▶ [Problem to work on] Identify each line below that contains the word "Normal", and copy it out.

BEGIN Data excerpts

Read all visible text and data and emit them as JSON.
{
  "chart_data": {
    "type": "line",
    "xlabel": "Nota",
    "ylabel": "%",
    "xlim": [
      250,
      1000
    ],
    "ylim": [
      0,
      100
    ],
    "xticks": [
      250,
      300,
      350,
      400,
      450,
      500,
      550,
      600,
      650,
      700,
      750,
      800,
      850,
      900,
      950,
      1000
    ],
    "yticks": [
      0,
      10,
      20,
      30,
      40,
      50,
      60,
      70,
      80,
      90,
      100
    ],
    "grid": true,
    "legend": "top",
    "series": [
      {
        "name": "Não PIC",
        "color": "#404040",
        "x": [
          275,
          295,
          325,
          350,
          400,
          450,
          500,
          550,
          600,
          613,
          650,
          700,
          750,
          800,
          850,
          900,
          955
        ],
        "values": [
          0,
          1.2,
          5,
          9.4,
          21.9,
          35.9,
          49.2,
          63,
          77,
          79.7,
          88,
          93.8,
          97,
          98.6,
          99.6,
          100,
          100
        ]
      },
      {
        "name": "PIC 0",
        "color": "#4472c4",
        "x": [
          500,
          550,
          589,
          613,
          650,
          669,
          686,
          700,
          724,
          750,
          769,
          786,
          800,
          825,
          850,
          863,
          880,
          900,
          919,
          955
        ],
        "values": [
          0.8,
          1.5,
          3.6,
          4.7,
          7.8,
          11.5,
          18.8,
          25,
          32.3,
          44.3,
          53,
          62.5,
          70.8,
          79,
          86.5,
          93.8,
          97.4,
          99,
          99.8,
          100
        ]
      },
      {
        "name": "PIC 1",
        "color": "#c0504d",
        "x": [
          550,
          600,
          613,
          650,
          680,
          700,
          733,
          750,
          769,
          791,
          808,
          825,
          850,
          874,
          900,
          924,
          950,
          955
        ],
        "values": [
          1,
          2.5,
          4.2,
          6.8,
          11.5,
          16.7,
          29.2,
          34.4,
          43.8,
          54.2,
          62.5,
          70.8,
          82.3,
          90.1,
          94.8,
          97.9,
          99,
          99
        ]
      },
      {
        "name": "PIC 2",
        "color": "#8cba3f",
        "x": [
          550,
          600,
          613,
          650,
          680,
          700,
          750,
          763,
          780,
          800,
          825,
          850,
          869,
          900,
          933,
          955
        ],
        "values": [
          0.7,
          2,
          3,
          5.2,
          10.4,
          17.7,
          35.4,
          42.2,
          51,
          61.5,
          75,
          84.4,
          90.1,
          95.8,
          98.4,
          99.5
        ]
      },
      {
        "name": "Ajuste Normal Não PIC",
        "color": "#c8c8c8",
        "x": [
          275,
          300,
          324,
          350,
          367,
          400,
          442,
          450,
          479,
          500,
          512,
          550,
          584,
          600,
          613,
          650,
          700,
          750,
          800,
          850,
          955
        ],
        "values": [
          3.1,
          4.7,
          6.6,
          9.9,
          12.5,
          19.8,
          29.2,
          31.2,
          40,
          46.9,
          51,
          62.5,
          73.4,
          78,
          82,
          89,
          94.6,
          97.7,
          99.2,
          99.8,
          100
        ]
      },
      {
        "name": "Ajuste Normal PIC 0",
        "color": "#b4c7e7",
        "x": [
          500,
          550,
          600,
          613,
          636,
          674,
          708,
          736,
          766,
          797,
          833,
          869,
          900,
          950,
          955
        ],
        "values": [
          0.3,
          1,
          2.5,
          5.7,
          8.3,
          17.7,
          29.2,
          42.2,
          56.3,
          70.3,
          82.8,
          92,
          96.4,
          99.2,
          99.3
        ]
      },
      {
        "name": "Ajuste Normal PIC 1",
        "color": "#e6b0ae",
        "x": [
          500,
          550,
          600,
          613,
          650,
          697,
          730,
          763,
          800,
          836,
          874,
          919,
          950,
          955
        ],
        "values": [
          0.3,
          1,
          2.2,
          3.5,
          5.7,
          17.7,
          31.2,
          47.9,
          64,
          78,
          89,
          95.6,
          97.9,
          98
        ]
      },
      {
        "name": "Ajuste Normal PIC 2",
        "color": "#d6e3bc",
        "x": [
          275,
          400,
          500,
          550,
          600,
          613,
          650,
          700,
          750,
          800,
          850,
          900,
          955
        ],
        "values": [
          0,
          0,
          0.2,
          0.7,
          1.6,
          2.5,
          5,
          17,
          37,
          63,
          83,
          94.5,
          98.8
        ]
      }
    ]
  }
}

END Data excerpts

▶ [Solved exercise]
        "name": "Ajuste Normal Não PIC",
        "name": "Ajuste Normal PIC 0",
        "name": "Ajuste Normal PIC 1",
        "name": "Ajuste Normal PIC 2",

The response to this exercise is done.